• [Goal]
Identify the lines that contain the word "Pole", then copy them.

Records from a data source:
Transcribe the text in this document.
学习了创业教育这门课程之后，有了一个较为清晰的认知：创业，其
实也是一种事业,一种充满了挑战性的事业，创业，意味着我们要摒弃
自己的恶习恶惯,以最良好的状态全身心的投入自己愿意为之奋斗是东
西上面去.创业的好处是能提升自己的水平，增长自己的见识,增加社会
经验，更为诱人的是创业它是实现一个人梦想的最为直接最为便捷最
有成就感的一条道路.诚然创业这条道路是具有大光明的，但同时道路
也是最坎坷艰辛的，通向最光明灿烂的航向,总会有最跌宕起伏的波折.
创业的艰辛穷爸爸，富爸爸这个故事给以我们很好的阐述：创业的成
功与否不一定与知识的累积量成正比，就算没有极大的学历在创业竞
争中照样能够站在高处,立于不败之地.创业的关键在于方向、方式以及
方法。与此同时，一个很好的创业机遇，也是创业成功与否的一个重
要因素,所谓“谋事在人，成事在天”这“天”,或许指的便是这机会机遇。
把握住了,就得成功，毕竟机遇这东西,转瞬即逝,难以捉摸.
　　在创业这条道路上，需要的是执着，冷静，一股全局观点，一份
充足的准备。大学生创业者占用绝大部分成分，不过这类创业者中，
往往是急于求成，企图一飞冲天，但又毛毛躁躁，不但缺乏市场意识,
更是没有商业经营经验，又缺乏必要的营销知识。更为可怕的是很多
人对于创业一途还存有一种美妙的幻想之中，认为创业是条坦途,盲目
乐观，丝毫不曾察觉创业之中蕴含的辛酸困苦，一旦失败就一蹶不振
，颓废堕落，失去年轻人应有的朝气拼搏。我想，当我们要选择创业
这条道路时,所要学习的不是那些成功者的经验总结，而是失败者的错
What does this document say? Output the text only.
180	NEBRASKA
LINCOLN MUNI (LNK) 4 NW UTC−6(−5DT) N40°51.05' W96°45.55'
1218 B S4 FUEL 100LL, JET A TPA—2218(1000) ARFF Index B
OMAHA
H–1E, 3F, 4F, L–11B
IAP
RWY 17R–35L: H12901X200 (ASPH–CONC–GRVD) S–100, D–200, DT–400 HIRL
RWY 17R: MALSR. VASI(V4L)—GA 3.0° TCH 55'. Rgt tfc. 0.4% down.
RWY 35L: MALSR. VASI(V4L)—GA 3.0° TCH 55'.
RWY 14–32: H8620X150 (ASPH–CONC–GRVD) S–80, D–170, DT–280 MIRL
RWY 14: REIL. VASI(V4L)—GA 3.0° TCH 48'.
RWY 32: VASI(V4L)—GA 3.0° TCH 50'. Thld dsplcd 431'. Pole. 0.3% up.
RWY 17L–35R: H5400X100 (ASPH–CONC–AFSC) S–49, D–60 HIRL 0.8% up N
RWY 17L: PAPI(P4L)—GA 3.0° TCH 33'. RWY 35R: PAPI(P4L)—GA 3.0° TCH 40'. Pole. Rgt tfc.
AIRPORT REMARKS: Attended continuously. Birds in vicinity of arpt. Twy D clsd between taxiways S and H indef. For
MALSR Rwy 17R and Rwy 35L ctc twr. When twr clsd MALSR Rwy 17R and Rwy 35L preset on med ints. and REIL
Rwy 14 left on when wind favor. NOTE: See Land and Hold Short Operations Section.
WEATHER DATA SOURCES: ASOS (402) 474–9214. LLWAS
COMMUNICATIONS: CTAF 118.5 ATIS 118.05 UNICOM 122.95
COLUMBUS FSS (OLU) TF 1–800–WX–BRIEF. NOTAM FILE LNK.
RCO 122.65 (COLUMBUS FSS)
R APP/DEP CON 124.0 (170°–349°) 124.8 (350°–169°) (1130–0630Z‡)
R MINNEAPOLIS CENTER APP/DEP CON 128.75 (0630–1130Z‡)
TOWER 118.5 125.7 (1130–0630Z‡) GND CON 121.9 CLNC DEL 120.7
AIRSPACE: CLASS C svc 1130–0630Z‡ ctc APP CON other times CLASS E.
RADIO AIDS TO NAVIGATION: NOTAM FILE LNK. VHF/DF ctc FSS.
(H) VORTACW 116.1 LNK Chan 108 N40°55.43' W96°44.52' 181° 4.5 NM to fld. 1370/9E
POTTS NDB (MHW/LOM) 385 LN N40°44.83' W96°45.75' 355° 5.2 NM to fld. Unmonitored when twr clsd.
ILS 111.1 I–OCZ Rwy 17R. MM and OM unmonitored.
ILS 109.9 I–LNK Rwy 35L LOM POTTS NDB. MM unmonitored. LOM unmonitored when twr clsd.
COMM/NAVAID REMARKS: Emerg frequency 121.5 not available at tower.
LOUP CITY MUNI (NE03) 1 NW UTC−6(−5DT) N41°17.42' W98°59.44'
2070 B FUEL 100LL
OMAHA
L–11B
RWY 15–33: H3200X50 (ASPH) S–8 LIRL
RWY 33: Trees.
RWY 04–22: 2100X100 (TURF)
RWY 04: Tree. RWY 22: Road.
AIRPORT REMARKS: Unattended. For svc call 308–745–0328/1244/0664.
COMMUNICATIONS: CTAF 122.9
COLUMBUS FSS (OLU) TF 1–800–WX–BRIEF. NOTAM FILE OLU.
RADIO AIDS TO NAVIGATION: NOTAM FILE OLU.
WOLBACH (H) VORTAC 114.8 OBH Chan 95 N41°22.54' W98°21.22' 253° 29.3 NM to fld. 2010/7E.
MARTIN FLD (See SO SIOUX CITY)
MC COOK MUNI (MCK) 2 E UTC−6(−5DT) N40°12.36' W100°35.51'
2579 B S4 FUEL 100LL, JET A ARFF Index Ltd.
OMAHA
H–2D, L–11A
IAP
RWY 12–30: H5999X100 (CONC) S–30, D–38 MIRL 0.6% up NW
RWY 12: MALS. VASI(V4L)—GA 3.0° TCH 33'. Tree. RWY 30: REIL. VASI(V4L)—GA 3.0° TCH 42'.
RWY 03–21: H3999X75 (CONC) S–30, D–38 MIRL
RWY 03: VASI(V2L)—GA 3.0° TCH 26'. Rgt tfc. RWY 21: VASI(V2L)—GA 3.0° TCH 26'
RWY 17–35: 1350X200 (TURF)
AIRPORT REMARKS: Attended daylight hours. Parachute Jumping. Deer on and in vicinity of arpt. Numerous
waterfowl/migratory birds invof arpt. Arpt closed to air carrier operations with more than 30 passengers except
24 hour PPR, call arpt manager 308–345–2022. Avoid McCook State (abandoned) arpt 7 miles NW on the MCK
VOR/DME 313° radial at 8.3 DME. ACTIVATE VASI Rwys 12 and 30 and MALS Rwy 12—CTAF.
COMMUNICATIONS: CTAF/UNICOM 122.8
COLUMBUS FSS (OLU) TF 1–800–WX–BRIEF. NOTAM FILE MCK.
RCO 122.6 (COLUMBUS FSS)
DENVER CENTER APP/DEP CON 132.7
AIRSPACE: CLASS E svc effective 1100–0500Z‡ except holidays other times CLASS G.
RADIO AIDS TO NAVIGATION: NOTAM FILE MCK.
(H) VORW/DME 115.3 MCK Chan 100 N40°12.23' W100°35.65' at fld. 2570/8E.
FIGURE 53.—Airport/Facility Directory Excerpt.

• [Answer]
RWY 32: VASI(V4L)—GA 3.0° TCH 50'. Thld dsplcd 431'. Pole. 0.3% up.
RWY 17L: PAPI(P4L)—GA 3.0° TCH 33'. RWY 35R: PAPI(P4L)—GA 3.0° TCH 40'. Pole. Rgt tfc.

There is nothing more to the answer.